• [Exercise task] Can you write out all the lines word for word, with no pictures?
◇ ◇ ◇ ◇ ◇ ◇ ◇
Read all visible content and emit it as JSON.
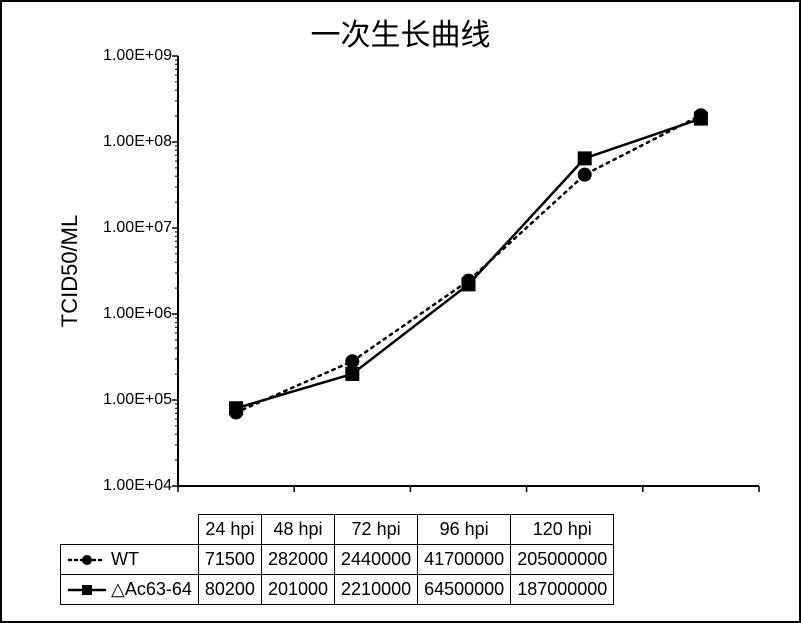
{
  "chart": {
    "type": "line",
    "title": "一次生长曲线",
    "title_fontsize": 30,
    "ylabel": "TCID50/ML",
    "ylabel_fontsize": 22,
    "x_categories": [
      "24 hpi",
      "48 hpi",
      "72 hpi",
      "96 hpi",
      "120 hpi"
    ],
    "series": [
      {
        "name": "WT",
        "legend_prefix": "",
        "marker": "circle",
        "marker_size": 7,
        "marker_fill": "#000000",
        "line_style": "dotted",
        "line_width": 2.5,
        "line_color": "#000000",
        "values": [
          71500,
          282000,
          2440000,
          41700000,
          205000000
        ]
      },
      {
        "name": "△Ac63-64",
        "legend_prefix": "",
        "marker": "square",
        "marker_size": 7,
        "marker_fill": "#000000",
        "line_style": "solid",
        "line_width": 2.5,
        "line_color": "#000000",
        "values": [
          80200,
          201000,
          2210000,
          64500000,
          187000000
        ]
      }
    ],
    "yaxis": {
      "scale": "log",
      "min": 10000.0,
      "max": 1000000000.0,
      "ticks": [
        10000.0,
        100000.0,
        1000000.0,
        10000000.0,
        100000000.0,
        1000000000.0
      ],
      "tick_labels": [
        "1.00E+04",
        "1.00E+05",
        "1.00E+06",
        "1.00E+07",
        "1.00E+08",
        "1.00E+09"
      ],
      "tick_fontsize": 16
    },
    "axis_color": "#000000",
    "axis_width": 2,
    "background_color": "#ffffff"
  }
}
◇ ◇ ◇ ◇ ◇ ◇ ◇
• [Written solution]
Read all visible content and emit it as JSON.
{
  "chart": {
    "type": "line",
    "title": "一次生长曲线",
    "title_fontsize": 30,
    "ylabel": "TCID50/ML",
    "ylabel_fontsize": 22,
    "x_categories": [
      "24 hpi",
      "48 hpi",
      "72 hpi",
      "96 hpi",
      "120 hpi"
    ],
    "series": [
      {
        "name": "WT",
        "legend_prefix": "",
        "marker": "circle",
        "marker_size": 7,
        "marker_fill": "#000000",
        "line_style": "dotted",
        "line_width": 2.5,
        "line_color": "#000000",
        "values": [
          71500,
          282000,
          2440000,
          41700000,
          205000000
        ]
      },
      {
        "name": "△Ac63-64",
        "legend_prefix": "",
        "marker": "square",
        "marker_size": 7,
        "marker_fill": "#000000",
        "line_style": "solid",
        "line_width": 2.5,
        "line_color": "#000000",
        "values": [
          80200,
          201000,
          2210000,
          64500000,
          187000000
        ]
      }
    ],
    "yaxis": {
      "scale": "log",
      "min": 10000.0,
      "max": 1000000000.0,
      "ticks": [
        10000.0,
        100000.0,
        1000000.0,
        10000000.0,
        100000000.0,
        1000000000.0
      ],
      "tick_labels": [
        "1.00E+04",
        "1.00E+05",
        "1.00E+06",
        "1.00E+07",
        "1.00E+08",
        "1.00E+09"
      ],
      "tick_fontsize": 16
    },
    "axis_color": "#000000",
    "axis_width": 2,
    "background_color": "#ffffff"
  }
}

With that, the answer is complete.